# To do:
Copy the material below word for word, from the line that contains "staticText: A: [182, 91, 197, 113]" through the line that contains "button[interactable]: Email: [72, 178, 320, 216]", including both of those lines.
Start of Data supplied
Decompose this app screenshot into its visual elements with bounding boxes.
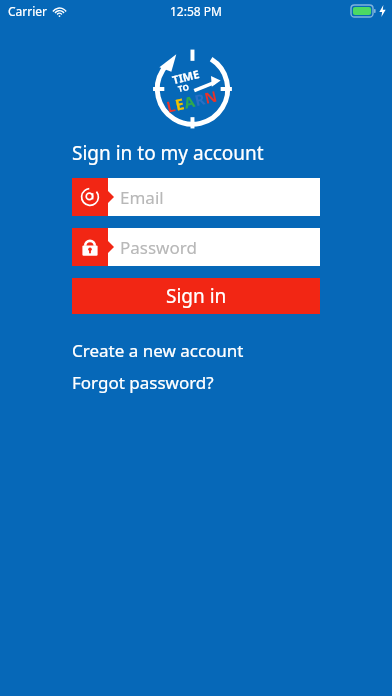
staticText: A: [182, 91, 197, 113]
staticText: E: [173, 93, 186, 115]
staticText: TIME: [171, 66, 201, 87]
staticText: Sign in to my account: [72, 140, 264, 168]
staticText: Password: [120, 236, 197, 259]
button[interactable]: Create a new account: [72, 336, 320, 364]
staticText: 12:58 PM: [170, 3, 222, 19]
button[interactable]: Forgot password?: [72, 368, 320, 396]
button[interactable]: Email: [72, 178, 320, 216]
staticText: Carrier: [8, 3, 48, 19]
staticText: Create a new account: [72, 339, 244, 362]
staticText: L: [164, 95, 178, 117]
staticText: Forgot password?: [72, 371, 214, 394]
button[interactable]: Password: [72, 228, 320, 266]
staticText: TO: [177, 81, 190, 94]
staticText: N: [202, 85, 220, 108]
staticText: Sign in: [166, 283, 227, 309]
other: Email: [80, 187, 100, 207]
staticText: Email: [120, 186, 164, 209]
other: Password: [80, 237, 100, 257]
button[interactable]: Sign in: [72, 278, 320, 314]
staticText: R: [193, 88, 207, 110]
End of Data supplied
# Task result:
staticText: A: [182, 91, 197, 113]
staticText: E: [173, 93, 186, 115]
staticText: TIME: [171, 66, 201, 87]
staticText: Sign in to my account: [72, 140, 264, 168]
staticText: Password: [120, 236, 197, 259]
button[interactable]: Create a new account: [72, 336, 320, 364]
staticText: 12:58 PM: [170, 3, 222, 19]
button[interactable]: Forgot password?: [72, 368, 320, 396]
button[interactable]: Email: [72, 178, 320, 216]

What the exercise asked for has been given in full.